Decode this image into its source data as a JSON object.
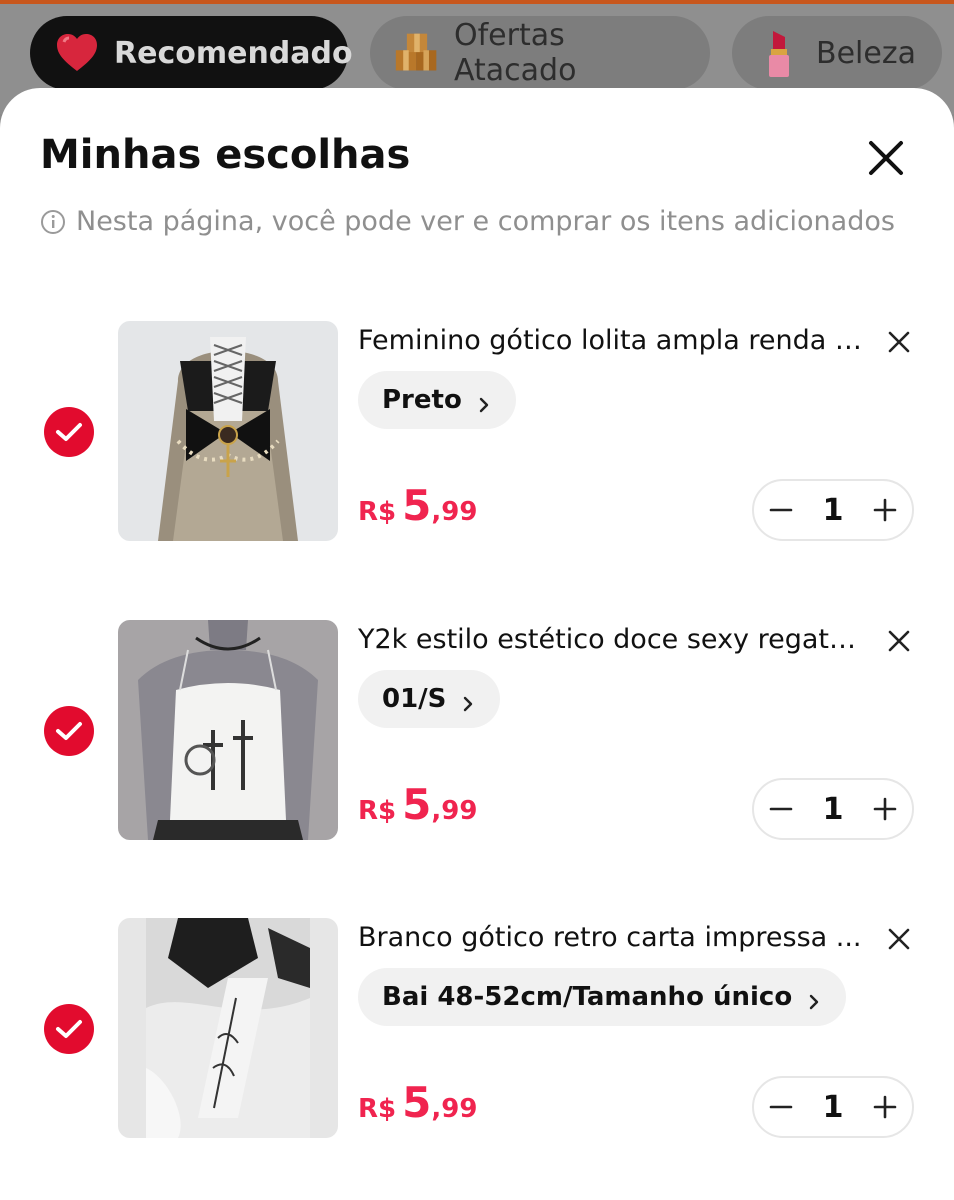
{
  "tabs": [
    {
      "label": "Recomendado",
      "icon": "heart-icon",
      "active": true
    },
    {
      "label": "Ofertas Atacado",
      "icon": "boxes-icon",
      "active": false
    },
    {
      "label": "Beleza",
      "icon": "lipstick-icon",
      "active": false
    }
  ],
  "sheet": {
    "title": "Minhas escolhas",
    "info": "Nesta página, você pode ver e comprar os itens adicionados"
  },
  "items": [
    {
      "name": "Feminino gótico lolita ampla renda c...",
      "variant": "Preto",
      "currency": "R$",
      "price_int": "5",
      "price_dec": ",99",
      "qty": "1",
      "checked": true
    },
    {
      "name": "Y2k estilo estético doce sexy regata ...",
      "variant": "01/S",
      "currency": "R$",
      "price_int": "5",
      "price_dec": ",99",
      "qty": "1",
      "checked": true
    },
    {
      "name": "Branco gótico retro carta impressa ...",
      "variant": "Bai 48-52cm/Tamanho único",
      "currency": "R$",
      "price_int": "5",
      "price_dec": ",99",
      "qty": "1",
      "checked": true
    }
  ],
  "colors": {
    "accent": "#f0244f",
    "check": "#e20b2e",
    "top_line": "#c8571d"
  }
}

# What is expected:
Every line of the data above should be quoted exactly. Omit the pictures.

# Answer in full:
Decode this image into its source data as a JSON object.
{
  "tabs": [
    {
      "label": "Recomendado",
      "icon": "heart-icon",
      "active": true
    },
    {
      "label": "Ofertas Atacado",
      "icon": "boxes-icon",
      "active": false
    },
    {
      "label": "Beleza",
      "icon": "lipstick-icon",
      "active": false
    }
  ],
  "sheet": {
    "title": "Minhas escolhas",
    "info": "Nesta página, você pode ver e comprar os itens adicionados"
  },
  "items": [
    {
      "name": "Feminino gótico lolita ampla renda c...",
      "variant": "Preto",
      "currency": "R$",
      "price_int": "5",
      "price_dec": ",99",
      "qty": "1",
      "checked": true
    },
    {
      "name": "Y2k estilo estético doce sexy regata ...",
      "variant": "01/S",
      "currency": "R$",
      "price_int": "5",
      "price_dec": ",99",
      "qty": "1",
      "checked": true
    },
    {
      "name": "Branco gótico retro carta impressa ...",
      "variant": "Bai 48-52cm/Tamanho único",
      "currency": "R$",
      "price_int": "5",
      "price_dec": ",99",
      "qty": "1",
      "checked": true
    }
  ],
  "colors": {
    "accent": "#f0244f",
    "check": "#e20b2e",
    "top_line": "#c8571d"
  }
}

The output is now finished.